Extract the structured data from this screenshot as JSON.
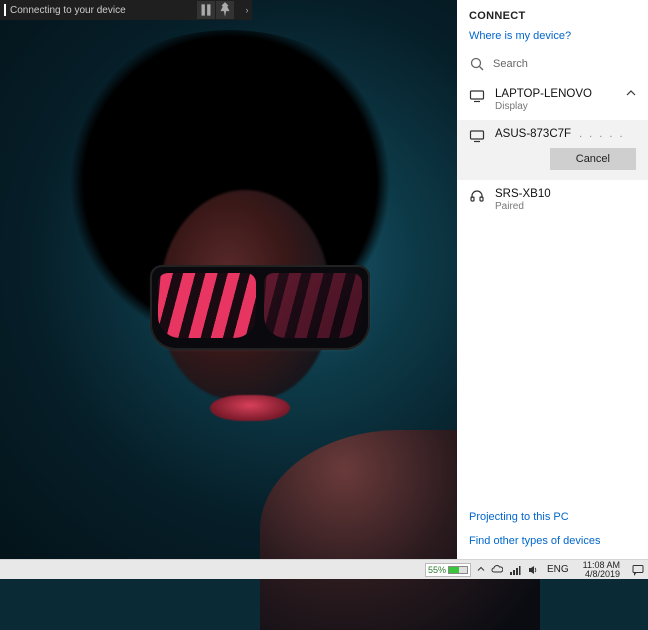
{
  "top_bar": {
    "title": "Connecting to your device",
    "pause_icon": "pause-icon",
    "pin_icon": "pin-icon",
    "caret": "›"
  },
  "panel": {
    "header": "CONNECT",
    "where_link": "Where is my device?",
    "search_label": "Search",
    "devices": [
      {
        "name": "LAPTOP-LENOVO",
        "sub": "Display",
        "type": "display",
        "expanded": true
      },
      {
        "name": "ASUS-873C7F",
        "sub": "",
        "type": "display",
        "connecting": true,
        "cancel_label": "Cancel",
        "dots": ". . . . ."
      },
      {
        "name": "SRS-XB10",
        "sub": "Paired",
        "type": "audio"
      }
    ],
    "projecting_link": "Projecting to this PC",
    "other_link": "Find other types of devices"
  },
  "taskbar": {
    "battery_pct": "55%",
    "lang": "ENG",
    "time": "11:08 AM",
    "date": "4/8/2019"
  }
}
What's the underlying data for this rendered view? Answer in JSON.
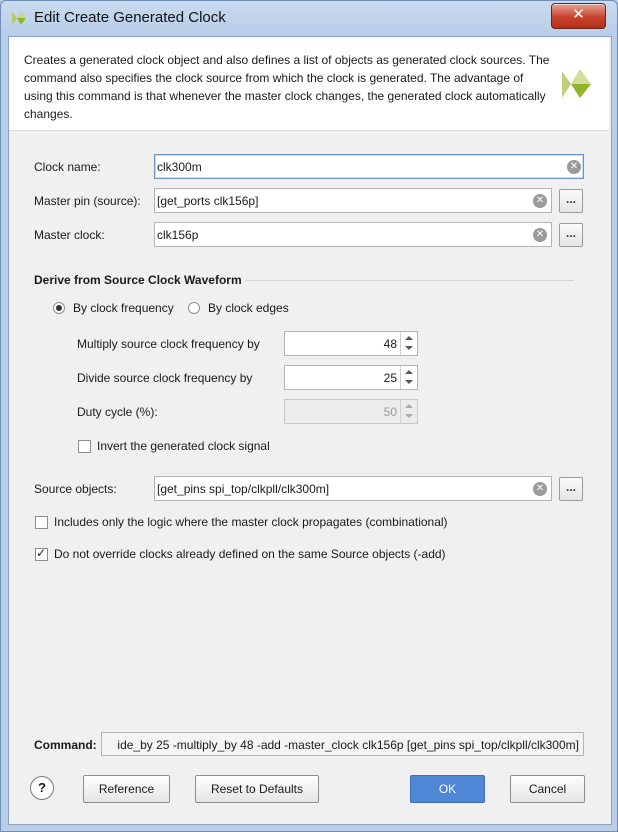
{
  "window": {
    "title": "Edit Create Generated Clock",
    "close_glyph": "✕"
  },
  "description": "Creates a generated clock object and also defines a list of objects as generated clock sources. The command also specifies the clock source from which the clock is generated. The advantage of using this command is that whenever the master clock changes, the generated clock automatically changes.",
  "fields": {
    "clock_name": {
      "label": "Clock name:",
      "value": "clk300m"
    },
    "master_pin": {
      "label": "Master pin (source):",
      "value": "[get_ports clk156p]"
    },
    "master_clock": {
      "label": "Master clock:",
      "value": "clk156p"
    },
    "source_objects": {
      "label": "Source objects:",
      "value": "[get_pins spi_top/clkpll/clk300m]"
    },
    "browse_label": "...",
    "clear_glyph": "✕"
  },
  "waveform": {
    "section_title": "Derive from Source Clock Waveform",
    "radio_frequency": "By clock frequency",
    "radio_edges": "By clock edges",
    "selected": "frequency",
    "multiply": {
      "label": "Multiply source clock frequency by",
      "value": "48"
    },
    "divide": {
      "label": "Divide source clock frequency by",
      "value": "25"
    },
    "duty": {
      "label": "Duty cycle (%):",
      "value": "50",
      "disabled": true
    },
    "invert": {
      "label": "Invert the generated clock signal",
      "checked": false
    }
  },
  "options": {
    "combinational": {
      "label": "Includes only the logic where the master clock propagates (combinational)",
      "checked": false
    },
    "add": {
      "label": "Do not override clocks already defined on the same Source objects (-add)",
      "checked": true
    }
  },
  "command": {
    "label": "Command:",
    "value": "ide_by 25 -multiply_by 48 -add -master_clock clk156p [get_pins spi_top/clkpll/clk300m]"
  },
  "buttons": {
    "help": "?",
    "reference": "Reference",
    "reset": "Reset to Defaults",
    "ok": "OK",
    "cancel": "Cancel"
  },
  "colors": {
    "accent": "#4f86d6",
    "logo": "#8fb52a"
  }
}
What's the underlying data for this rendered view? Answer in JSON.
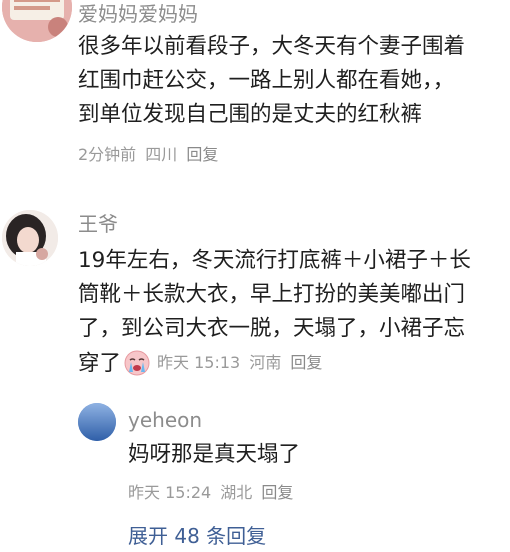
{
  "comments": [
    {
      "username": "爱妈妈爱妈妈",
      "lines": [
        "很多年以前看段子，大冬天有个妻子围着",
        "红围巾赶公交，一路上别人都在看她，，",
        "到单位发现自己围的是丈夫的红秋裤"
      ],
      "time": "2分钟前",
      "location": "四川",
      "reply_label": "回复"
    },
    {
      "username": "王爷",
      "lines": [
        "19年左右，冬天流行打底裤＋小裙子＋长",
        "筒靴＋长款大衣，早上打扮的美美嘟出门",
        "了，到公司大衣一脱，天塌了，小裙子忘",
        "穿了"
      ],
      "emoji": "crying-face-emoji",
      "time": "昨天 15:13",
      "location": "河南",
      "reply_label": "回复",
      "replies": [
        {
          "username": "yeheon",
          "text": "妈呀那是真天塌了",
          "time": "昨天 15:24",
          "location": "湖北",
          "reply_label": "回复"
        }
      ],
      "expand_label": "展开 48 条回复"
    }
  ],
  "colors": {
    "username": "#8c8c8c",
    "body_text": "#1f1f1f",
    "meta": "#9a9a9a",
    "expand_link": "#3f5f95",
    "reply_avatar": "#5a86c9"
  }
}
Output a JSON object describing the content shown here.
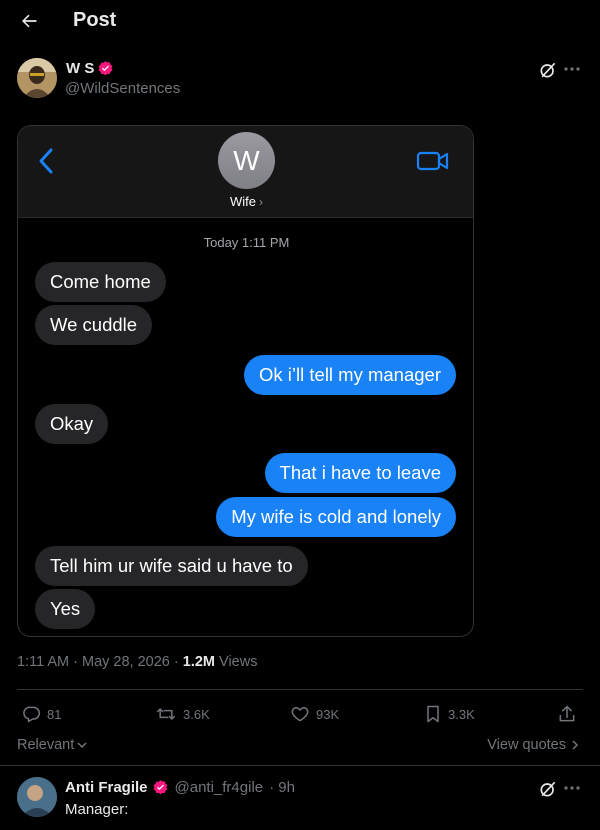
{
  "header": {
    "title": "Post"
  },
  "post": {
    "author_name": "W S",
    "handle": "@WildSentences",
    "posted_at": "1:11 AM · May 28, 2026",
    "separator": " · ",
    "views_count": "1.2M",
    "views_label": "Views"
  },
  "imessage": {
    "contact_initial": "W",
    "contact_name": "Wife",
    "timestamp": "Today 1:11 PM",
    "messages": [
      {
        "text": "Come home",
        "direction": "incoming"
      },
      {
        "text": "We cuddle",
        "direction": "incoming"
      },
      {
        "text": "Ok i’ll tell my manager",
        "direction": "outgoing"
      },
      {
        "text": "Okay",
        "direction": "incoming"
      },
      {
        "text": "That i have to leave",
        "direction": "outgoing"
      },
      {
        "text": "My wife is cold and lonely",
        "direction": "outgoing"
      },
      {
        "text": "Tell him ur wife said u have to",
        "direction": "incoming"
      },
      {
        "text": "Yes",
        "direction": "incoming"
      }
    ],
    "colors": {
      "incoming": "#262628",
      "outgoing": "#1a82f7",
      "accent": "#1a82f7"
    }
  },
  "actions": {
    "replies": "81",
    "reposts": "3.6K",
    "likes": "93K",
    "bookmarks": "3.3K"
  },
  "sort": {
    "label": "Relevant"
  },
  "quotes": {
    "label": "View quotes"
  },
  "reply": {
    "name": "Anti Fragile",
    "handle": "@anti_fr4gile",
    "time": "· 9h",
    "text": "Manager:"
  },
  "icons": [
    "back-arrow-icon",
    "verified-badge-icon",
    "grok-icon",
    "more-icon",
    "imessage-back-icon",
    "facetime-icon",
    "reply-icon",
    "repost-icon",
    "like-icon",
    "bookmark-icon",
    "share-icon",
    "chevron-down-icon",
    "chevron-right-icon"
  ],
  "theme": {
    "background": "#000000",
    "text": "#e7e9ea",
    "muted": "#71767b",
    "verified": "#f91880"
  }
}
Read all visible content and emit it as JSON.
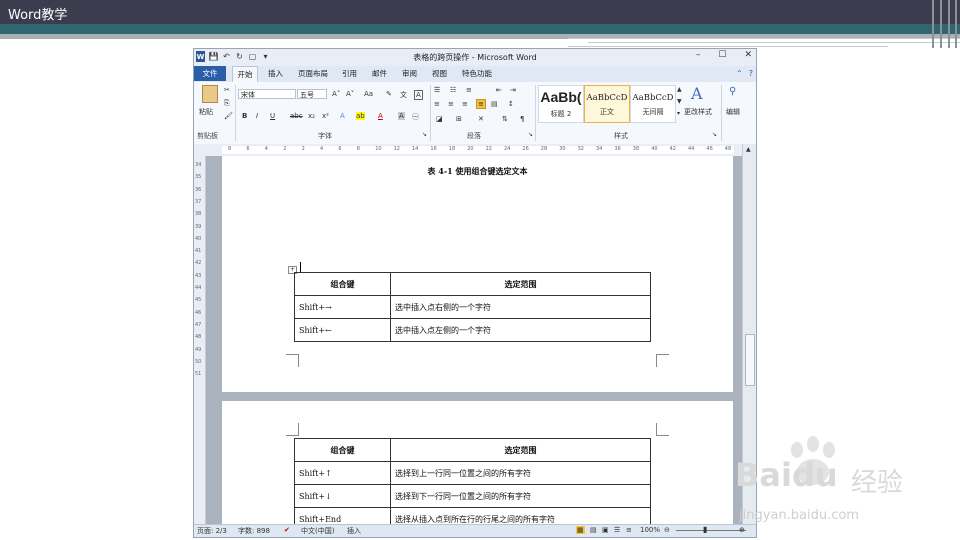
{
  "slide": {
    "title": "Word教学"
  },
  "word": {
    "window_title": "表格的跨页操作 - Microsoft Word",
    "window_controls": {
      "minimize": "–",
      "maximize": "☐",
      "close": "✕"
    },
    "qat": {
      "save": "💾",
      "undo": "↶",
      "redo": "↻",
      "new": "▢",
      "more": "▾"
    },
    "tabs": {
      "file": "文件",
      "home": "开始",
      "insert": "插入",
      "layout": "页面布局",
      "references": "引用",
      "mailings": "邮件",
      "review": "审阅",
      "view": "视图",
      "features": "特色功能"
    },
    "ribbon": {
      "paste_label": "粘贴",
      "clipboard_label": "剪贴板",
      "font_name": "宋体",
      "font_size": "五号",
      "font_group_label": "字体",
      "paragraph_group_label": "段落",
      "styles_group_label": "样式",
      "bold": "B",
      "italic": "I",
      "underline": "U",
      "strike": "abc",
      "subscript": "x₂",
      "superscript": "x²",
      "grow_font": "A˄",
      "shrink_font": "A˅",
      "change_case": "Aa",
      "font_color": "A",
      "highlight": "ab",
      "styles": [
        {
          "preview": "AaBb(",
          "name": "标题 2"
        },
        {
          "preview": "AaBbCcD",
          "name": "正文"
        },
        {
          "preview": "AaBbCcD",
          "name": "无间隔"
        }
      ],
      "change_styles": "更改样式",
      "edit": "编辑"
    },
    "ruler_numbers": [
      "8",
      "6",
      "4",
      "2",
      "2",
      "4",
      "6",
      "8",
      "10",
      "12",
      "14",
      "16",
      "18",
      "20",
      "22",
      "24",
      "26",
      "28",
      "30",
      "32",
      "34",
      "36",
      "38",
      "40",
      "42",
      "44",
      "46",
      "48"
    ],
    "vruler_numbers": [
      "34",
      "35",
      "36",
      "37",
      "38",
      "39",
      "40",
      "41",
      "42",
      "43",
      "44",
      "45",
      "46",
      "47",
      "48",
      "49",
      "50",
      "51"
    ],
    "doc": {
      "caption": "表 4-1  使用组合键选定文本",
      "table1": {
        "headers": [
          "组合键",
          "选定范围"
        ],
        "rows": [
          [
            "Shift+→",
            "选中插入点右侧的一个字符"
          ],
          [
            "Shift+←",
            "选中插入点左侧的一个字符"
          ]
        ]
      },
      "table2": {
        "headers": [
          "组合键",
          "选定范围"
        ],
        "rows": [
          [
            "Shift+↑",
            "选择到上一行同一位置之间的所有字符"
          ],
          [
            "Shift+↓",
            "选择到下一行同一位置之间的所有字符"
          ],
          [
            "Shift+End",
            "选择从插入点到所在行的行尾之间的所有字符"
          ]
        ]
      }
    },
    "status": {
      "page": "页面: 2/3",
      "words": "字数: 898",
      "language": "中文(中国)",
      "mode": "插入",
      "zoom": "100%"
    }
  },
  "watermark": {
    "brand": "Baidu",
    "suffix": "经验",
    "url": "jingyan.baidu.com"
  }
}
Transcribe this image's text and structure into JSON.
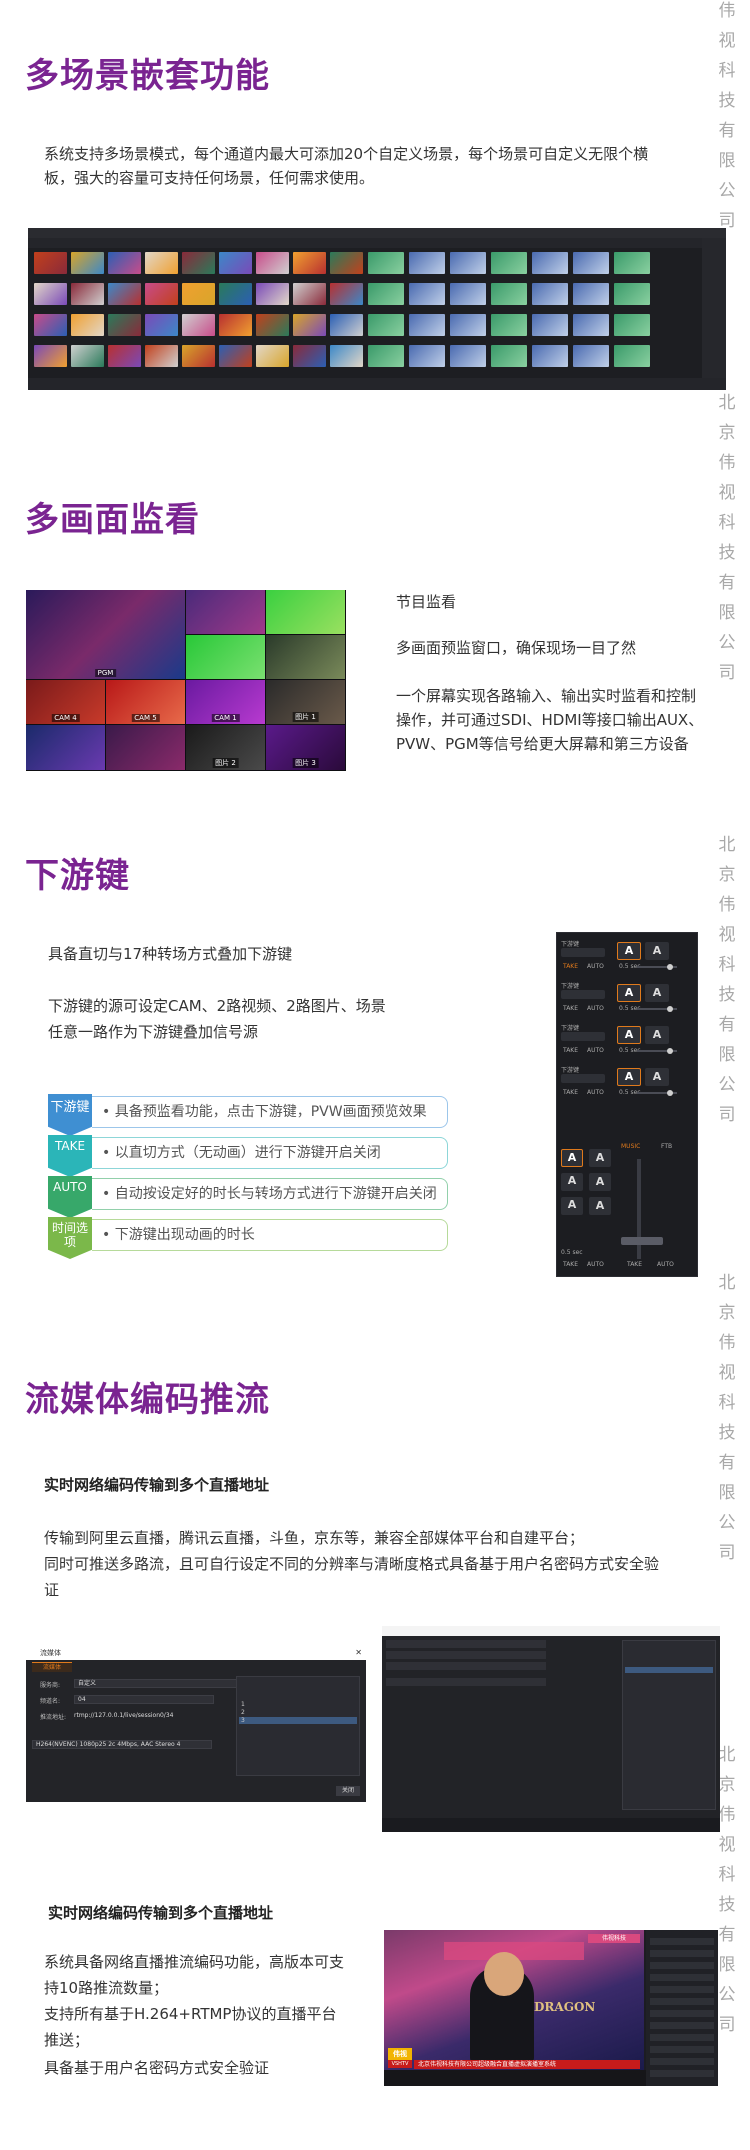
{
  "watermark": [
    "北",
    "京",
    "伟",
    "视",
    "科",
    "技",
    "有",
    "限",
    "公",
    "司"
  ],
  "sections": {
    "s1": {
      "title": "多场景嵌套功能",
      "desc_line1": "系统支持多场景模式，每个通道内最大可添加20个自定义场景，每个场景可自定义无限个横",
      "desc_line2": "板，强大的容量可支持任何场景，任何需求使用。"
    },
    "s2": {
      "title": "多画面监看",
      "line1": "节目监看",
      "line2": "多画面预监窗口，确保现场一目了然",
      "line3": "一个屏幕实现各路输入、输出实时监看和控制",
      "line4": "操作，并可通过SDI、HDMI等接口输出AUX、",
      "line5": "PVW、PGM等信号给更大屏幕和第三方设备",
      "grid_labels": [
        "PGM",
        "CAM 1",
        "CAM 4",
        "CAM 5",
        "图片 1",
        "图片 2",
        "图片 3"
      ]
    },
    "s3": {
      "title": "下游键",
      "line1": "具备直切与17种转场方式叠加下游键",
      "line2": "下游键的源可设定CAM、2路视频、2路图片、场景",
      "line3": "任意一路作为下游键叠加信号源",
      "features": [
        {
          "tag": "下游键",
          "text": "具备预监看功能，点击下游键，PVW画面预览效果",
          "color": "#3f8fd2",
          "border": "#9cc6ea"
        },
        {
          "tag": "TAKE",
          "text": "以直切方式（无动画）进行下游键开启关闭",
          "color": "#2bb5b8",
          "border": "#8dd6d8"
        },
        {
          "tag": "AUTO",
          "text": "自动按设定好的时长与转场方式进行下游键开启关闭",
          "color": "#37a86a",
          "border": "#92d0ab"
        },
        {
          "tag": "时间选项",
          "text": "下游键出现动画的时长",
          "color": "#7bb84a",
          "border": "#b6da9a"
        }
      ],
      "panel": {
        "dsk_label": "下游键",
        "take": "TAKE",
        "auto": "AUTO",
        "ab": "A",
        "fade": "0.5 sec",
        "ftb": "FTB",
        "audio": "MUSIC"
      }
    },
    "s4": {
      "title": "流媒体编码推流",
      "sub1": "实时网络编码传输到多个直播地址",
      "para1_line1": "传输到阿里云直播，腾讯云直播，斗鱼，京东等，兼容全部媒体平台和自建平台；",
      "para1_line2": "同时可推送多路流，且可自行设定不同的分辨率与清晰度格式具备基于用户名密码方式安全验",
      "para1_line3": "证",
      "dialog": {
        "title": "流媒体",
        "tab": "流媒体",
        "server_label": "服务商:",
        "server_value": "自定义",
        "channel_label": "频道名:",
        "channel_value": "04",
        "url_label": "推流地址:",
        "url_value": "rtmp://127.0.0.1/live/session0/34",
        "codec_value": "H264(NVENC) 1080p25 2c 4Mbps, AAC Stereo 4",
        "list": [
          "1",
          "2",
          "3"
        ],
        "close": "关闭"
      },
      "sub2": "实时网络编码传输到多个直播地址",
      "para2_line1": "系统具备网络直播推流编码功能，高版本可支",
      "para2_line2": "持10路推流数量；",
      "para2_line3": "支持所有基于H.264+RTMP协议的直播平台",
      "para2_line4": "推送；",
      "para2_line5": "具备基于用户名密码方式安全验证",
      "studio": {
        "logo": "伟视",
        "brand": "VSHTV",
        "ticker": "北京伟视科技有限公司超级融合直播虚拟演播室系统",
        "tag": "伟视科技",
        "show": "DRAGON"
      }
    }
  },
  "colors": {
    "title": "#7a2491",
    "accent": "#e07a1c"
  }
}
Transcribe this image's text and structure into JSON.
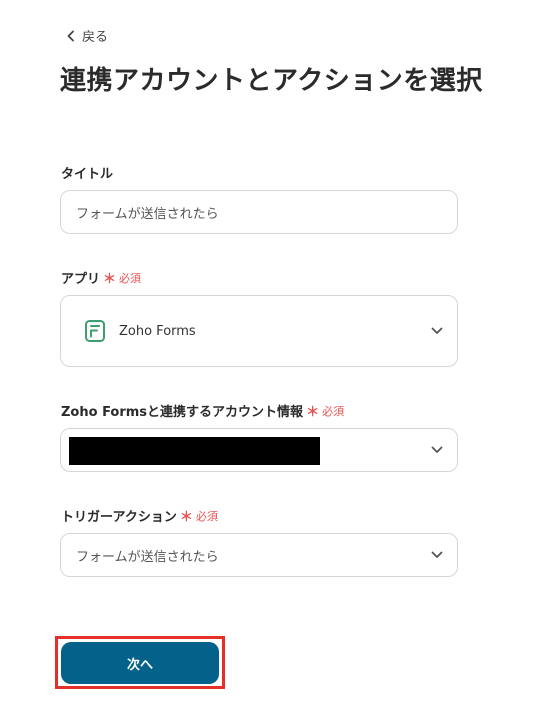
{
  "nav": {
    "back_label": "戻る"
  },
  "page": {
    "title": "連携アカウントとアクションを選択"
  },
  "form": {
    "title_field": {
      "label": "タイトル",
      "value": "フォームが送信されたら"
    },
    "app_field": {
      "label": "アプリ",
      "required_star": "＊",
      "required_text": "必須",
      "value": "Zoho Forms",
      "icon": "zoho-forms-icon"
    },
    "account_field": {
      "label": "Zoho Formsと連携するアカウント情報",
      "required_star": "＊",
      "required_text": "必須"
    },
    "trigger_field": {
      "label": "トリガーアクション",
      "required_star": "＊",
      "required_text": "必須",
      "value": "フォームが送信されたら"
    }
  },
  "actions": {
    "next_label": "次へ"
  },
  "colors": {
    "primary_button": "#04628a",
    "required": "#e65353",
    "highlight": "#e5302a",
    "app_icon": "#3d9f6e"
  }
}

- Problem to solve -
Look through the records and gather every line containing "from".

- Answer -
Extract the structured data from this screenshot as JSON.
  "description": "Creates a generated clock object and also defines a list of objects as generated clock sources. The command also specifies the clock source from which the clock is generated. The advantage of using this command is that whenever the master clock changes, the generated clock automatically changes.",
    "section_title": "Derive from Source Clock Waveform",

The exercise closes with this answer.